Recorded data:

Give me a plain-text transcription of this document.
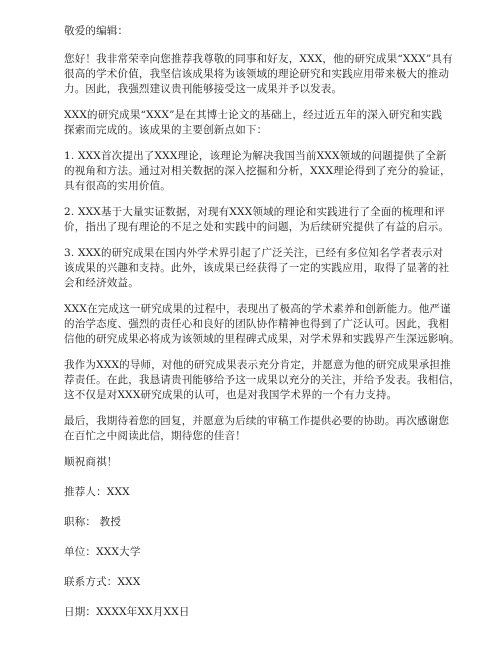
敬爱的编辑：
您好！我非常荣幸向您推荐我尊敬的同事和好友，XXX，他的研究成果“XXX”具有
很高的学术价值，我坚信该成果将为该领域的理论研究和实践应用带来极大的推动
力。因此，我强烈建议贵刊能够接受这一成果并予以发表。
XXX的研究成果“XXX”是在其博士论文的基础上，经过近五年的深入研究和实践
探索而完成的。该成果的主要创新点如下：
1. XXX首次提出了XXX理论，该理论为解决我国当前XXX领域的问题提供了全新
的视角和方法。通过对相关数据的深入挖掘和分析，XXX理论得到了充分的验证，
具有很高的实用价值。
2. XXX基于大量实证数据，对现有XXX领域的理论和实践进行了全面的梳理和评
价，指出了现有理论的不足之处和实践中的问题，为后续研究提供了有益的启示。
3. XXX的研究成果在国内外学术界引起了广泛关注，已经有多位知名学者表示对
该成果的兴趣和支持。此外，该成果已经获得了一定的实践应用，取得了显著的社
会和经济效益。
XXX在完成这一研究成果的过程中，表现出了极高的学术素养和创新能力。他严谨
的治学态度、强烈的责任心和良好的团队协作精神也得到了广泛认可。因此，我相
信他的研究成果必将成为该领域的里程碑式成果，对学术界和实践界产生深远影响。
我作为XXX的导师，对他的研究成果表示充分肯定，并愿意为他的研究成果承担推
荐责任。在此，我恳请贵刊能够给予这一成果以充分的关注，并给予发表。我相信，
这不仅是对XXX研究成果的认可，也是对我国学术界的一个有力支持。
最后，我期待着您的回复，并愿意为后续的审稿工作提供必要的协助。再次感谢您
在百忙之中阅读此信，期待您的佳音！
顺祝商祺！
推荐人：XXX
职称： 教授
单位：XXX大学
联系方式：XXX
日期：XXXX年XX月XX日
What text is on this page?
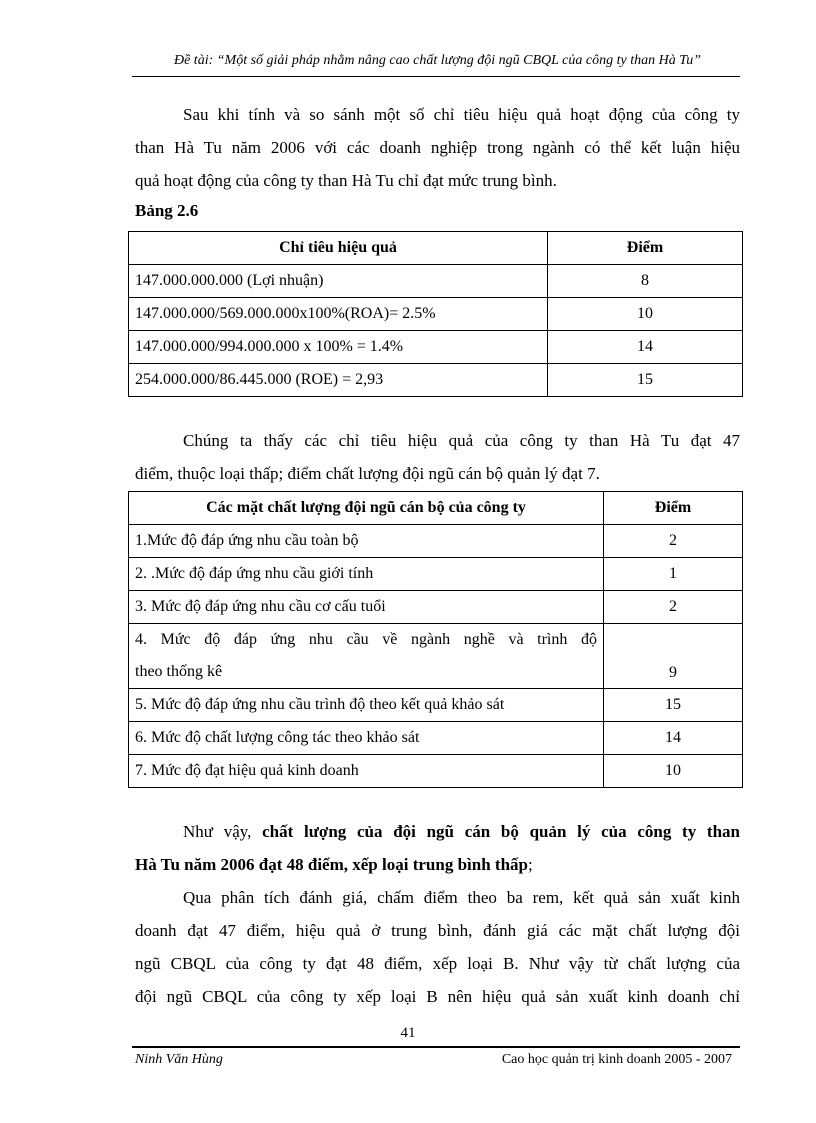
Đề tài: “Một số giải pháp nhằm nâng cao chất lượng đội ngũ CBQL của công ty than Hà Tu”
Sau khi tính và so sánh một số chỉ tiêu hiệu quả hoạt động của công ty
than Hà Tu năm 2006 với các doanh nghiệp trong ngành có thể kết luận hiệu
quả hoạt động của công ty than Hà Tu chỉ đạt mức trung bình.
Bảng 2.6
Chỉ tiêu hiệu quả	Điểm
147.000.000.000 (Lợi nhuận)	8
147.000.000/569.000.000x100%(ROA)= 2.5%	10
147.000.000/994.000.000 x 100% = 1.4%	14
254.000.000/86.445.000 (ROE) = 2,93	15
Chúng ta thấy các chỉ tiêu hiệu quả của công ty than Hà Tu đạt 47
điểm, thuộc loại thấp; điểm chất lượng đội ngũ cán bộ quản lý đạt 7.
Các mặt chất lượng đội ngũ cán bộ của công ty	Điểm
1.Mức độ đáp ứng nhu cầu toàn bộ	2
2. .Mức độ đáp ứng nhu cầu giới tính	1
3. Mức độ đáp ứng nhu cầu cơ cấu tuổi	2

4. Mức độ đáp ứng nhu cầu về ngành nghề và trình độ
theo thống kê	9
5. Mức độ đáp ứng nhu cầu trình độ theo kết quả khảo sát	15
6. Mức độ chất lượng công tác theo khảo sát	14
7. Mức độ đạt hiệu quả kinh doanh	10
Như vậy, chất lượng của đội ngũ cán bộ quản lý của công ty than
Hà Tu năm 2006 đạt 48 điểm, xếp loại trung bình thấp;
Qua phân tích đánh giá, chấm điểm theo ba rem, kết quả sản xuất kinh
doanh đạt 47 điểm, hiệu quả ở trung bình, đánh giá các mặt chất lượng đội
ngũ CBQL của công ty đạt 48 điểm, xếp loại B. Như vậy từ chất lượng của
đội ngũ CBQL của công ty xếp loại B nên hiệu quả sản xuất kinh doanh chỉ
41
Ninh Văn Hùng	Cao học quản trị kinh doanh 2005 - 2007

# TASK STATEMENT
Generate a word-for-word copy of the preceding records, excluding all pictures.

# RESPONSE TO THE EXERCISE
Give me a plain-text transcription of this document.
敬爱的编辑：
您好！我非常荣幸向您推荐我尊敬的同事和好友，XXX，他的研究成果“XXX”具有
很高的学术价值，我坚信该成果将为该领域的理论研究和实践应用带来极大的推动
力。因此，我强烈建议贵刊能够接受这一成果并予以发表。
XXX的研究成果“XXX”是在其博士论文的基础上，经过近五年的深入研究和实践
探索而完成的。该成果的主要创新点如下：
1. XXX首次提出了XXX理论，该理论为解决我国当前XXX领域的问题提供了全新
的视角和方法。通过对相关数据的深入挖掘和分析，XXX理论得到了充分的验证，
具有很高的实用价值。
2. XXX基于大量实证数据，对现有XXX领域的理论和实践进行了全面的梳理和评
价，指出了现有理论的不足之处和实践中的问题，为后续研究提供了有益的启示。
3. XXX的研究成果在国内外学术界引起了广泛关注，已经有多位知名学者表示对
该成果的兴趣和支持。此外，该成果已经获得了一定的实践应用，取得了显著的社
会和经济效益。
XXX在完成这一研究成果的过程中，表现出了极高的学术素养和创新能力。他严谨
的治学态度、强烈的责任心和良好的团队协作精神也得到了广泛认可。因此，我相
信他的研究成果必将成为该领域的里程碑式成果，对学术界和实践界产生深远影响。
我作为XXX的导师，对他的研究成果表示充分肯定，并愿意为他的研究成果承担推
荐责任。在此，我恳请贵刊能够给予这一成果以充分的关注，并给予发表。我相信，
这不仅是对XXX研究成果的认可，也是对我国学术界的一个有力支持。
最后，我期待着您的回复，并愿意为后续的审稿工作提供必要的协助。再次感谢您
在百忙之中阅读此信，期待您的佳音！
顺祝商祺！
推荐人：XXX
职称： 教授
单位：XXX大学
联系方式：XXX
日期：XXXX年XX月XX日
What text is on this page?
Đề tài: “Một số giải pháp nhằm nâng cao chất lượng đội ngũ CBQL của công ty than Hà Tu”
Sau khi tính và so sánh một số chỉ tiêu hiệu quả hoạt động của công ty
than Hà Tu năm 2006 với các doanh nghiệp trong ngành có thể kết luận hiệu
quả hoạt động của công ty than Hà Tu chỉ đạt mức trung bình.
Bảng 2.6
Chỉ tiêu hiệu quả	Điểm
147.000.000.000 (Lợi nhuận)	8
147.000.000/569.000.000x100%(ROA)= 2.5%	10
147.000.000/994.000.000 x 100% = 1.4%	14
254.000.000/86.445.000 (ROE) = 2,93	15
Chúng ta thấy các chỉ tiêu hiệu quả của công ty than Hà Tu đạt 47
điểm, thuộc loại thấp; điểm chất lượng đội ngũ cán bộ quản lý đạt 7.
Các mặt chất lượng đội ngũ cán bộ của công ty	Điểm
1.Mức độ đáp ứng nhu cầu toàn bộ	2
2. .Mức độ đáp ứng nhu cầu giới tính	1
3. Mức độ đáp ứng nhu cầu cơ cấu tuổi	2

4. Mức độ đáp ứng nhu cầu về ngành nghề và trình độ
theo thống kê	9
5. Mức độ đáp ứng nhu cầu trình độ theo kết quả khảo sát	15
6. Mức độ chất lượng công tác theo khảo sát	14
7. Mức độ đạt hiệu quả kinh doanh	10
Như vậy, chất lượng của đội ngũ cán bộ quản lý của công ty than
Hà Tu năm 2006 đạt 48 điểm, xếp loại trung bình thấp;
Qua phân tích đánh giá, chấm điểm theo ba rem, kết quả sản xuất kinh
doanh đạt 47 điểm, hiệu quả ở trung bình, đánh giá các mặt chất lượng đội
ngũ CBQL của công ty đạt 48 điểm, xếp loại B. Như vậy từ chất lượng của
đội ngũ CBQL của công ty xếp loại B nên hiệu quả sản xuất kinh doanh chỉ
41
Ninh Văn Hùng	Cao học quản trị kinh doanh 2005 - 2007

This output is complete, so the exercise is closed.